By Michael Howell
A group of scientists, including three from Rocky Mountain Laboratories in Hamilton –Doctors David Safronetz, Joseph Prescott and Heinz Feldman – have created an animal model that promises to unlock some of the secrets of how Hantavirus Pulmonary Syndrome (HPS), a disease spread by deer mice, actually works when it infects humans. Identifying early signals of the disease could help scientists develop effective therapeutics and vaccines against such Hantaviral diseases.
HPS is an acute respiratory disorder that was initially described in 1993 during an outbreak in the Four Corners region of the southwestern U.S. Since then more than 2,000 cases have been reported, 639 in the United States. Montana ranks sixth in the nation with 37 reported cases. Over one third (38%) of the people who get the disease die from it. The infecting culprit was identified quickly as a novel hantavirus and subsequently named “Sin Nombre virus” (SNV).
In North America the disease is exclusively found in deer mice. Mice carrying the virus do not get sick, but the virus is passed on in the urine, feces and saliva of the animal. Humans inhale the virus when they breathe in contaminated dust.
According to the Centers for Disease Control website, due to the small number and sporadic episodes of HPS cases, the “incubation time” is not positively known. However, on the basis of limited information, it appears that symptoms may develop between one and 5 weeks after exposure to fresh urine, droppings, or saliva of infected rodents. Early symptoms include fatigue, fever and muscle aches, especially in the large muscle groups – thighs, hips, back, and sometimes shoulders. These symptoms are universal.
There may also be headaches, dizziness, chills, and abdominal problems, such as nausea, vomiting, diarrhea, and abdominal pain. About half of all HPS patients experience these symptoms.

+---+

*WORK INSTRUCTIONS:*
A. In the article on hantavirus research, how many reported cases of HPS does Montana have?
B. Write a continuation of the article on hantavirus research, starting right after its final sentence.

*SOURCE MATERIAL:*

+---+

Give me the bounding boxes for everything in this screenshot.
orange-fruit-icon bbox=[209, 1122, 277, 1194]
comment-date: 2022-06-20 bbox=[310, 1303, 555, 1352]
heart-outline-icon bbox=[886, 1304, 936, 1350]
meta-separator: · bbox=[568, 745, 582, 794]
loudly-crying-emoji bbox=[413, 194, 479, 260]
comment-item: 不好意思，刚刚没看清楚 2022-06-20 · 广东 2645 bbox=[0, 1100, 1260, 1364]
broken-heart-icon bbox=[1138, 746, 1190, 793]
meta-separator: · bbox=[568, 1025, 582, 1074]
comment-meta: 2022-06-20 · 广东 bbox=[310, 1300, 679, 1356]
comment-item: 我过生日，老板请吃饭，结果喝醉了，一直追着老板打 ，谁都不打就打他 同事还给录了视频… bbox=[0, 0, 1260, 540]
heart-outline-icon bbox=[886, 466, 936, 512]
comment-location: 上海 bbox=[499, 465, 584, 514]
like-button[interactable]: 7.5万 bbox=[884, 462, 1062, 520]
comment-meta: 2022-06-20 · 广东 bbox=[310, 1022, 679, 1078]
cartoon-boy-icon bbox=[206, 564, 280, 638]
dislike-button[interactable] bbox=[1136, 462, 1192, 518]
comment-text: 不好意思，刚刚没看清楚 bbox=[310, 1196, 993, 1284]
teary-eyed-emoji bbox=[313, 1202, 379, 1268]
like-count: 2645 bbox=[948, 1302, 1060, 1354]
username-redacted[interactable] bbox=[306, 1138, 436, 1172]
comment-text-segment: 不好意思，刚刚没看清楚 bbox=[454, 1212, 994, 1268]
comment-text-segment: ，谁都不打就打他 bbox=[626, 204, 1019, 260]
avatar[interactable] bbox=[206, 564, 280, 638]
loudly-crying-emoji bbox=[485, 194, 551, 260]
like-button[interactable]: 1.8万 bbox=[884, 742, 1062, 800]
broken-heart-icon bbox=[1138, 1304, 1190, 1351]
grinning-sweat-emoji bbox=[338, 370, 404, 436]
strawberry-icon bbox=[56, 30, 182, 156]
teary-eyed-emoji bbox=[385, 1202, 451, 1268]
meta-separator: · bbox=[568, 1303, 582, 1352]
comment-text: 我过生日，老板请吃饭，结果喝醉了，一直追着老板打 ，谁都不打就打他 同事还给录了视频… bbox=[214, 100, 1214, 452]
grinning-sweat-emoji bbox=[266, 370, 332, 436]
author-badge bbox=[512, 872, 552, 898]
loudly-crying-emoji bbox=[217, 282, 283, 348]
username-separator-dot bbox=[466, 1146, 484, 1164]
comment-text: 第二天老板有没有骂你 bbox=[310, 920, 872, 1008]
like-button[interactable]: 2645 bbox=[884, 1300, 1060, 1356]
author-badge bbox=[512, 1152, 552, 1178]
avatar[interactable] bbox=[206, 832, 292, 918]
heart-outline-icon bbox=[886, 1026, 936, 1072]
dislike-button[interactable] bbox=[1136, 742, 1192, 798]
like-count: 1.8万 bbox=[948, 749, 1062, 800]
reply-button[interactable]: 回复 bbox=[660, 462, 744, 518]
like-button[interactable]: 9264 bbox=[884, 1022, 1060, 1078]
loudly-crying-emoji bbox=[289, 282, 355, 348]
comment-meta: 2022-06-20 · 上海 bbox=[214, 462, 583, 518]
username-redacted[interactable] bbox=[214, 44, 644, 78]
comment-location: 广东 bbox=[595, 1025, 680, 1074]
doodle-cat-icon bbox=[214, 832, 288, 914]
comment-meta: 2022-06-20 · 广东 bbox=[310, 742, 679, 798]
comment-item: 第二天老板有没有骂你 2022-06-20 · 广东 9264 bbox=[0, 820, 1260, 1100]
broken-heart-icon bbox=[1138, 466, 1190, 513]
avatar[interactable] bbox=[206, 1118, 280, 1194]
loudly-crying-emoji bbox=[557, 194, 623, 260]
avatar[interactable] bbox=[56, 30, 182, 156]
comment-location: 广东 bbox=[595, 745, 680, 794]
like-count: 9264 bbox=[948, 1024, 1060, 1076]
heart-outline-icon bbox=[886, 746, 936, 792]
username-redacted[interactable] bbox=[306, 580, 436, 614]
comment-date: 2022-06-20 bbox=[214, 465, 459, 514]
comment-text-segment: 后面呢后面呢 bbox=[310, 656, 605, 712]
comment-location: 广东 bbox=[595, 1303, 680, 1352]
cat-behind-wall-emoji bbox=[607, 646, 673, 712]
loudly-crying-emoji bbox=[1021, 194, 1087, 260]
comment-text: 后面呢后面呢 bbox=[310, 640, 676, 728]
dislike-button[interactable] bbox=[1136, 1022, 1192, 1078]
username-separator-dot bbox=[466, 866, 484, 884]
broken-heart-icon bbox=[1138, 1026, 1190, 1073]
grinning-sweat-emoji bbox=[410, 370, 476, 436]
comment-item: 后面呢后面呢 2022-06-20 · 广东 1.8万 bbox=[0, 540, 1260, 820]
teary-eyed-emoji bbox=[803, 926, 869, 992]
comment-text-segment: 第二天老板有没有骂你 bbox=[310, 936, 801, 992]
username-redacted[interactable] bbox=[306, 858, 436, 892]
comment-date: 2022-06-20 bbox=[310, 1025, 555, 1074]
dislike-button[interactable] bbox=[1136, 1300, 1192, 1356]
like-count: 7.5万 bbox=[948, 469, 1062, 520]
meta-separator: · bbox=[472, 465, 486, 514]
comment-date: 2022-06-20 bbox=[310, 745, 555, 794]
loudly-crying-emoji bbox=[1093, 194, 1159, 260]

+---+

*ANSWERS BY TASK:*
A. Montana has 37 reported cases, ranking sixth in the nation.

B.
Four to 10 days after the initial phase of illness, the late symptoms of HPS appear. These include coughing and shortness of breath, with the sensation of, as one survivor put it, a “…tight band around my chest and a pillow over my face” as the lungs fill with fluid.
One thing holding back research on the disease and how it works in humans has been the lack of good surrogate disease models with which to perform pathogenetic studies. Currently the only model of lethal hantavirus disease was the Syrian hamster, which after infection with Andes (the most virulent south American species of hantavirus) develops severe disease that faithfully recapitulates the cardiopulmonary phase of HPS in humans. But nonhuman primates, like the rhesus macaques, are often viewed as the “gold standard model” for study of emerging viral pathogens, especially those that are immunopathogenic, because these animals are believed to manifest most accurately the underlying deleterious host immune responses associated with disease progression in humans.
“This model provided the first, to our knowledge, in-depth pathogenesis study in the nearest surrogate host and identified virus replication, systematic hematologic abnormalities, and lung specific proinflammatory responses as hallmarks of HPS pathogenesis,” states the report.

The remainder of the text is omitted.